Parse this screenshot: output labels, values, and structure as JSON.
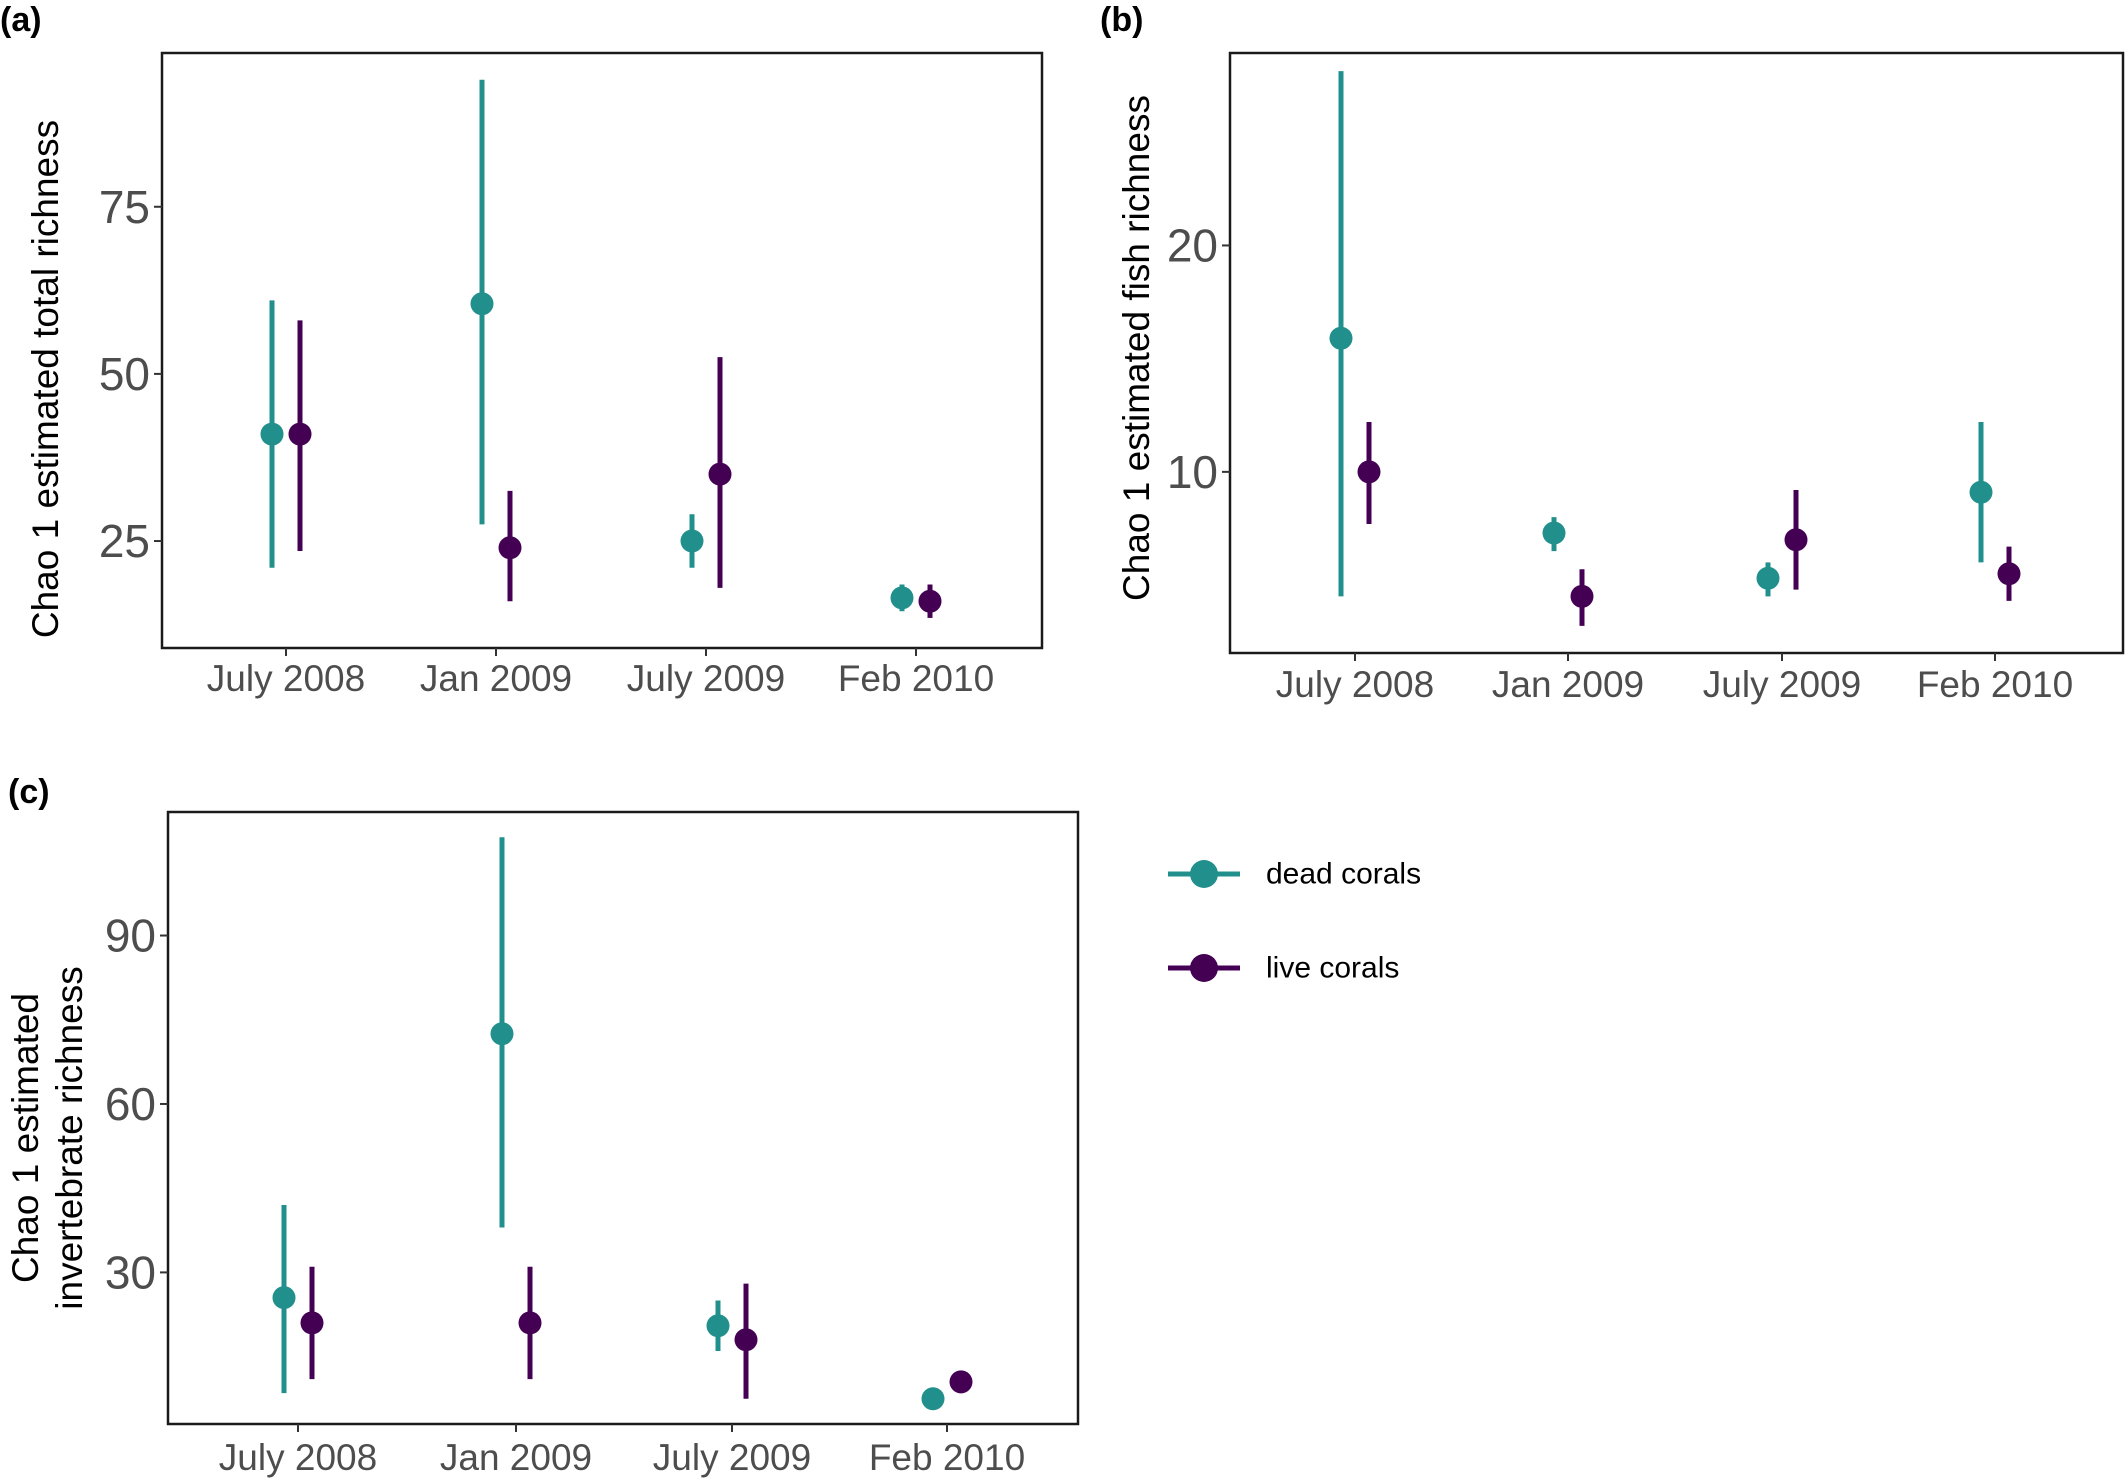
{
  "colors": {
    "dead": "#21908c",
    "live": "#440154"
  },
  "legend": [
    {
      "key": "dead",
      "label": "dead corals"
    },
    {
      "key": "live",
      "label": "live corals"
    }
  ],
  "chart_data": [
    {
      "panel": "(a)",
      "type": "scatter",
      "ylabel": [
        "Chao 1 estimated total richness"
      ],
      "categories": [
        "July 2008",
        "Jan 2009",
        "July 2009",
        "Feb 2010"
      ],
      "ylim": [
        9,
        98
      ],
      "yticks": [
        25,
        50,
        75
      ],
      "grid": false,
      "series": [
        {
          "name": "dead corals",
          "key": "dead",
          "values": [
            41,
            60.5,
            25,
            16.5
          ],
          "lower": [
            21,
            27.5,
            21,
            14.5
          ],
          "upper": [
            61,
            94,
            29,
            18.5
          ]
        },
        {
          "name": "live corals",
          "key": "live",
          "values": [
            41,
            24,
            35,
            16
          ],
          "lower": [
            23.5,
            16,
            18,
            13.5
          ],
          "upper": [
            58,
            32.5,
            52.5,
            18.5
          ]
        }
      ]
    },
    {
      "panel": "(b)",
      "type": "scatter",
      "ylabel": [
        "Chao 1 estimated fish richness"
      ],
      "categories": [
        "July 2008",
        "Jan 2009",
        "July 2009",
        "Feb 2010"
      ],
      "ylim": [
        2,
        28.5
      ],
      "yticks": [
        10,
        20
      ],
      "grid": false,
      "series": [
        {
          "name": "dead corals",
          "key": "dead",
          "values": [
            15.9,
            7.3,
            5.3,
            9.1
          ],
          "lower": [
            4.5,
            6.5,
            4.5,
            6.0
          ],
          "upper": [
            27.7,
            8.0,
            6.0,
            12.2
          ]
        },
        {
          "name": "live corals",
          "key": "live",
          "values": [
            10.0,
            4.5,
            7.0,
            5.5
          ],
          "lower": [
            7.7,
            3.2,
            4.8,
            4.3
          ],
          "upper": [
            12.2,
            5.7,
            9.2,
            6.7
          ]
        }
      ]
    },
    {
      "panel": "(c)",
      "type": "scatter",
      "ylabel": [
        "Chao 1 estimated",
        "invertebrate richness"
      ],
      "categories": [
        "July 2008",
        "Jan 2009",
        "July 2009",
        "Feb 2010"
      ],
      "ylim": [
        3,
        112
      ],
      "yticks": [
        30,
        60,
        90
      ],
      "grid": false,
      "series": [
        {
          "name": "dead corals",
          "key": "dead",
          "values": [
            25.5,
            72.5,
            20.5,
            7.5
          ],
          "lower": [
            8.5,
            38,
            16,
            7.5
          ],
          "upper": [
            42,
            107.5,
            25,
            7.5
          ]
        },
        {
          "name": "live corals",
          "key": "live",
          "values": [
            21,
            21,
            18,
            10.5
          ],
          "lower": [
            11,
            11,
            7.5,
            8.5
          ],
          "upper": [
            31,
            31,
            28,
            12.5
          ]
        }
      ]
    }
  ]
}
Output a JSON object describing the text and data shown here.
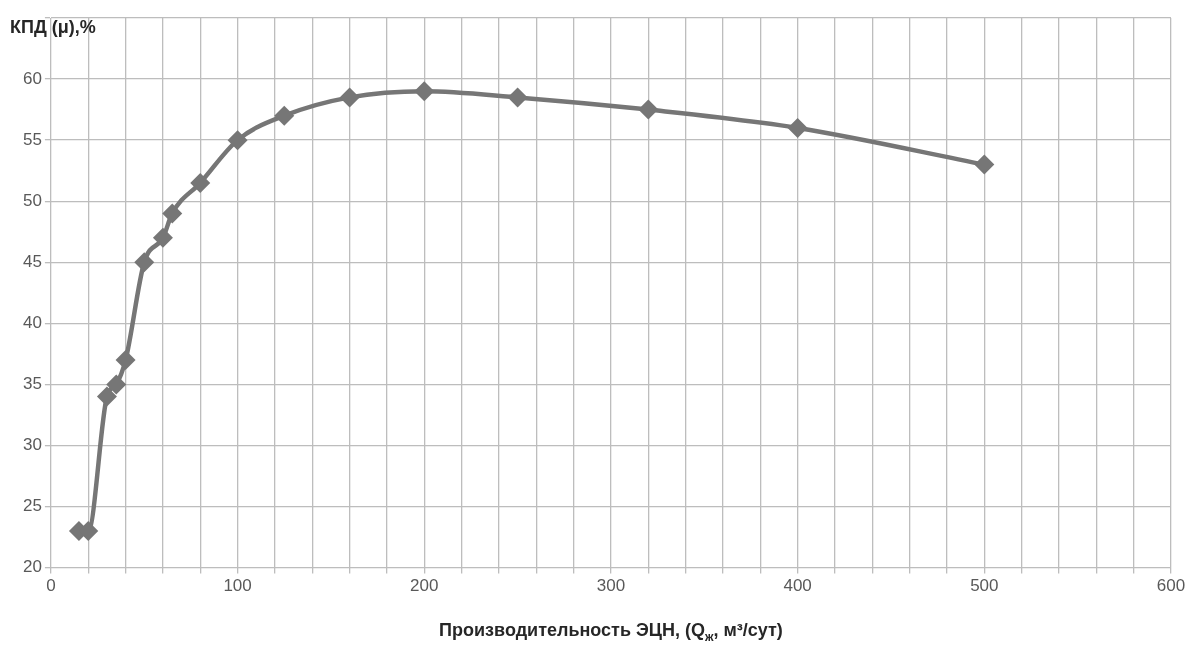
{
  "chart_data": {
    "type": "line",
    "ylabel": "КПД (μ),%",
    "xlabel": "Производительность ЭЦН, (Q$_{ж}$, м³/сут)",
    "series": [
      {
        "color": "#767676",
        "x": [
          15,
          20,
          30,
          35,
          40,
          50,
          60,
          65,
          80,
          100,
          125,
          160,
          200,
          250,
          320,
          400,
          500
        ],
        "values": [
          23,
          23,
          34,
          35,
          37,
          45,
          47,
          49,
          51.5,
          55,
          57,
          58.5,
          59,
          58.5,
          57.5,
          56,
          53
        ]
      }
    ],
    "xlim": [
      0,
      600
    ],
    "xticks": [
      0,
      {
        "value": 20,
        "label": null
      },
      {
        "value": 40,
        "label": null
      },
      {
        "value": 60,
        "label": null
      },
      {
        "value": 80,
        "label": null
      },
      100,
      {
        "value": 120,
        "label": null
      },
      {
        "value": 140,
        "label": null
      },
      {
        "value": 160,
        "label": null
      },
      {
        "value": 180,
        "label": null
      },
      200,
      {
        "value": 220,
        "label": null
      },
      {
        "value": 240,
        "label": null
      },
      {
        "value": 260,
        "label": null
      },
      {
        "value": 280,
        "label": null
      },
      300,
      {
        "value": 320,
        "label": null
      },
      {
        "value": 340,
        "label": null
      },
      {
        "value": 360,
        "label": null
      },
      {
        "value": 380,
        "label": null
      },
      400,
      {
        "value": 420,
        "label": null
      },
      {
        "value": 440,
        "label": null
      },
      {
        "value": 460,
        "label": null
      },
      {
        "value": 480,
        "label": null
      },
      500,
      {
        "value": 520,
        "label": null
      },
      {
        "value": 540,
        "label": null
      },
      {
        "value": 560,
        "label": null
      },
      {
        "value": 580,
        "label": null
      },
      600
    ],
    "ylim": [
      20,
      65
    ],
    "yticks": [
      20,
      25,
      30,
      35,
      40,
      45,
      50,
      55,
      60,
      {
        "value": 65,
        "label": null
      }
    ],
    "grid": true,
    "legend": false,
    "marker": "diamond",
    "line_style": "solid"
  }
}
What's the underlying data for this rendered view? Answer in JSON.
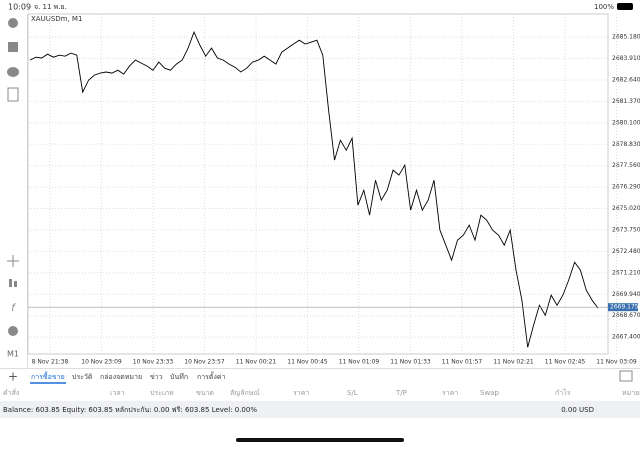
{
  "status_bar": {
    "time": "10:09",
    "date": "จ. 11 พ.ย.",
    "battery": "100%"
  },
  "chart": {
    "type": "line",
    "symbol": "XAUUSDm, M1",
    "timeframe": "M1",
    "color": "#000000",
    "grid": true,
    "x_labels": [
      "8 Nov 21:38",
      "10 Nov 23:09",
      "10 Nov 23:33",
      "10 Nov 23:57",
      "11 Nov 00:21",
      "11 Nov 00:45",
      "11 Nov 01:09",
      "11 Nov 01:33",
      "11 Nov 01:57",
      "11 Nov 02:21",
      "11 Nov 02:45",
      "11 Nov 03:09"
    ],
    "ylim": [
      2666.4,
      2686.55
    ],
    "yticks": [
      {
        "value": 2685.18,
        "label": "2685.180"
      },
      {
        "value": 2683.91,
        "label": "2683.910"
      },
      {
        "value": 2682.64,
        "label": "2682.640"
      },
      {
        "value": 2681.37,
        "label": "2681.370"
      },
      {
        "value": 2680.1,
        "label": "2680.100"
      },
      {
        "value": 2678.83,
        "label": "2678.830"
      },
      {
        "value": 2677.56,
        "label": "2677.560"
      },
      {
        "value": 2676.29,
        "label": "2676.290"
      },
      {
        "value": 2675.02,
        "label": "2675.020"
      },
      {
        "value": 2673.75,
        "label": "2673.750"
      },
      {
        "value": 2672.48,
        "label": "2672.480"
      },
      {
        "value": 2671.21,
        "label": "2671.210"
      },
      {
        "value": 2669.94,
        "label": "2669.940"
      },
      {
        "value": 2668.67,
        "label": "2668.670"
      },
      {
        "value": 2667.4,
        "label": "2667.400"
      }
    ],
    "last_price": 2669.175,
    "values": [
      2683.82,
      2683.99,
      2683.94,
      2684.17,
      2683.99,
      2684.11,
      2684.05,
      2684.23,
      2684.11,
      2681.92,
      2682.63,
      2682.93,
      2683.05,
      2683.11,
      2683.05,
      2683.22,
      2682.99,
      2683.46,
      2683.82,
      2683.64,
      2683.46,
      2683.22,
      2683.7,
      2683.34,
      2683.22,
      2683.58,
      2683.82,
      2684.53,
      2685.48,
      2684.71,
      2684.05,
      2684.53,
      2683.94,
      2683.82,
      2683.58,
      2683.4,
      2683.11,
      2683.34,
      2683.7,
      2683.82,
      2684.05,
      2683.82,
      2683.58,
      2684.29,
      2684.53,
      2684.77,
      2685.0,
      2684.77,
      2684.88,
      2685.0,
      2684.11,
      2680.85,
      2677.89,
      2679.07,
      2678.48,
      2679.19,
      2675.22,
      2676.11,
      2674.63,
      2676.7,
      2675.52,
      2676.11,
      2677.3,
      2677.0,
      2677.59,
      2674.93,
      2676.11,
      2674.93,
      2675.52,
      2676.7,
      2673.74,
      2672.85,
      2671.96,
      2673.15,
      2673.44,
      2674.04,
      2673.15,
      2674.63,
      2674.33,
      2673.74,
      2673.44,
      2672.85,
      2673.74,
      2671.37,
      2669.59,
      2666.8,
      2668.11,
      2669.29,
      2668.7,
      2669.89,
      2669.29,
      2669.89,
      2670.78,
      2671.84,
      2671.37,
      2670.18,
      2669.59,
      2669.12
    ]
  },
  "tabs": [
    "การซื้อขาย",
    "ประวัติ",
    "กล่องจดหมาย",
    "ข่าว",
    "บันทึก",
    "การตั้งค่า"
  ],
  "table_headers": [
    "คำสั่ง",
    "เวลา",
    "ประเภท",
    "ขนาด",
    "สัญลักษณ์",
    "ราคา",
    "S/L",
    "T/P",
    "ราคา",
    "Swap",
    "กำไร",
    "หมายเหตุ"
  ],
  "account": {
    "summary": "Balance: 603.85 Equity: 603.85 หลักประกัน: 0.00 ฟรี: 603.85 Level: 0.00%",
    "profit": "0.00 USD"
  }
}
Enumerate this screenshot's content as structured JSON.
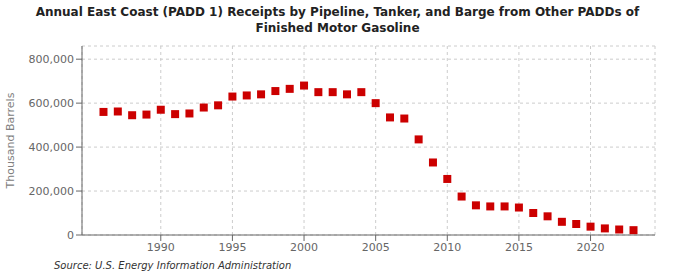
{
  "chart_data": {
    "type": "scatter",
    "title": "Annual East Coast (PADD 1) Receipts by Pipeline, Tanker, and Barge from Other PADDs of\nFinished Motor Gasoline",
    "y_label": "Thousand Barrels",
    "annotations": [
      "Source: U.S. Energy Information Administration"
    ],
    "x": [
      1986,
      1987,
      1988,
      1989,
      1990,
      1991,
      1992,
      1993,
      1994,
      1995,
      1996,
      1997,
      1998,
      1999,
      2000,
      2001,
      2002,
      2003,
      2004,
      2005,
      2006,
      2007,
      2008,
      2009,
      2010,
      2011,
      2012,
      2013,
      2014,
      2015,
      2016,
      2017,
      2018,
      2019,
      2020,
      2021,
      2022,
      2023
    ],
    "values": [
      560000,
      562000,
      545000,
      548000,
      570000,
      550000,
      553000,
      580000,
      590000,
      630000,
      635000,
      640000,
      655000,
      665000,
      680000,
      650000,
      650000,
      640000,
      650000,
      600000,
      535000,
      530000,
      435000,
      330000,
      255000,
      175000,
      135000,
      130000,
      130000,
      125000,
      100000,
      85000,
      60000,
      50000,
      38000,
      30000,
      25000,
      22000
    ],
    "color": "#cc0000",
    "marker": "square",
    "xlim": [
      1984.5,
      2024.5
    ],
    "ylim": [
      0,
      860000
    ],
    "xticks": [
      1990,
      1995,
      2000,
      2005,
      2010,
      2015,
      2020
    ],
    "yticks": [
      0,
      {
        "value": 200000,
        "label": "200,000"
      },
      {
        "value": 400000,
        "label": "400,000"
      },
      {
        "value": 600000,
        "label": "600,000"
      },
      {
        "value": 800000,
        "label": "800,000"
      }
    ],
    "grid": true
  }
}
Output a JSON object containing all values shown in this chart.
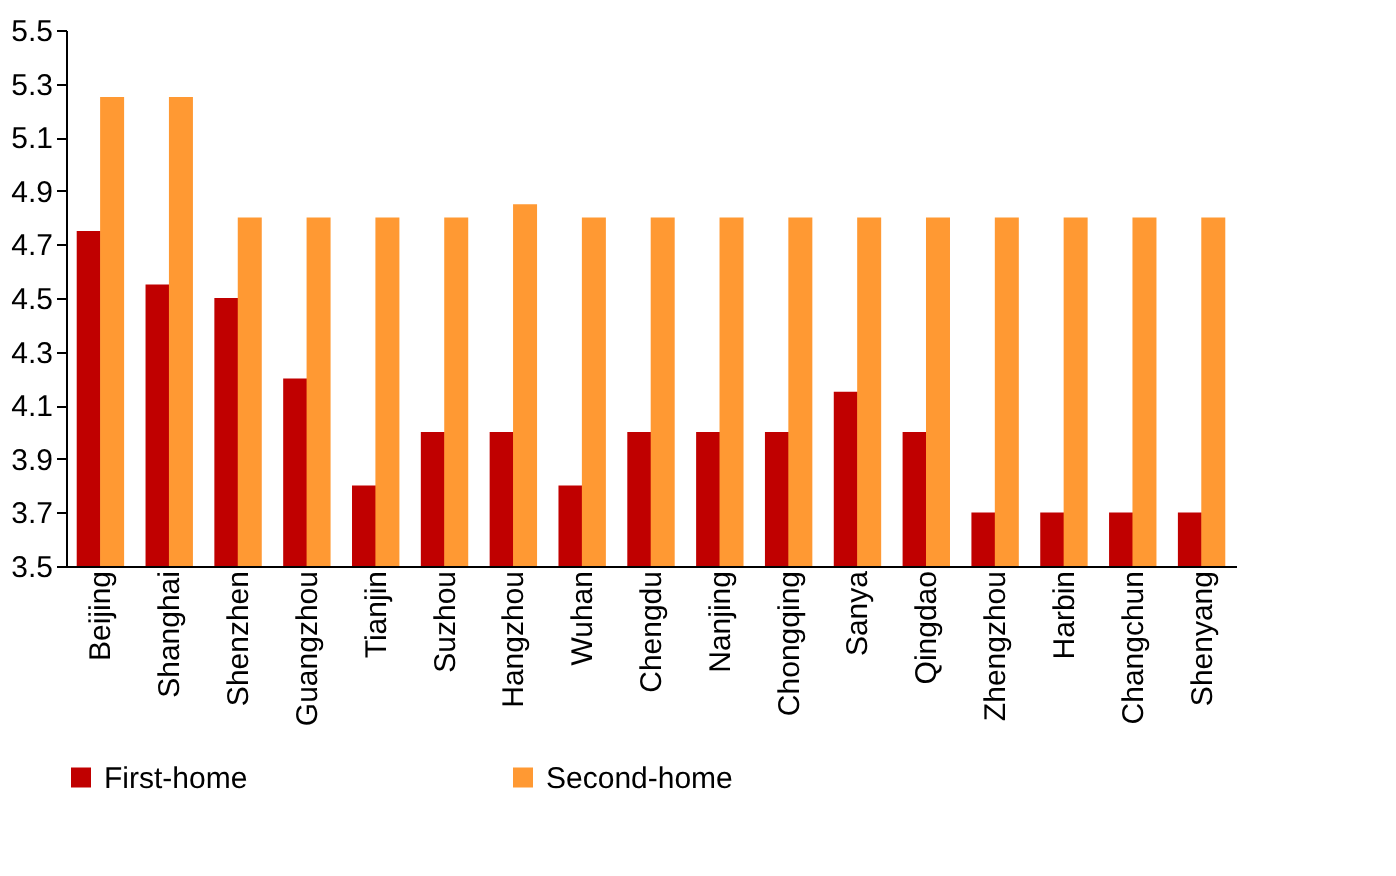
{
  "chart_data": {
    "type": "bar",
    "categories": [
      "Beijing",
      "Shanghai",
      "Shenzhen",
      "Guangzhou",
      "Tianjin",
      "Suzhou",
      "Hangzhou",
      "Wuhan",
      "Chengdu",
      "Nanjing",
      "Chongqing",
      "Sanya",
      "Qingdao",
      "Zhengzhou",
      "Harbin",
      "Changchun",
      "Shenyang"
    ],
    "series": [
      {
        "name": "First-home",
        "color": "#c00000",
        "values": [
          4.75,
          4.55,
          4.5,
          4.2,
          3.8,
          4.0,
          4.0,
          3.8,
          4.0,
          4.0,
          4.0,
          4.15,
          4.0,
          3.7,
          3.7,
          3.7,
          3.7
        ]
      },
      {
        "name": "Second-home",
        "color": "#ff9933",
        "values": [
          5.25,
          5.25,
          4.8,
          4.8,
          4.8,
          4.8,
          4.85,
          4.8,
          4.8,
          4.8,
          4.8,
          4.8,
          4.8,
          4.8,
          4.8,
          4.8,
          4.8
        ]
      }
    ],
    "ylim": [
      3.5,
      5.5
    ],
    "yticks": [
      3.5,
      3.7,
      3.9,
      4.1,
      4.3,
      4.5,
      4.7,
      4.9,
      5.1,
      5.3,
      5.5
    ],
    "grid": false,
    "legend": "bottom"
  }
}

■ Aim of the task
Take each line containing the string "JSON" and copy it out.

■ Response
Parse this screenshot: output labels, values, and structure as JSON.
Output a JSON object describing the text and data shown here.
What's the underlying data for this rendered view? Answer in JSON.
Enumerate this screenshot's content as structured JSON.
Output a JSON object containing all values shown in this chart.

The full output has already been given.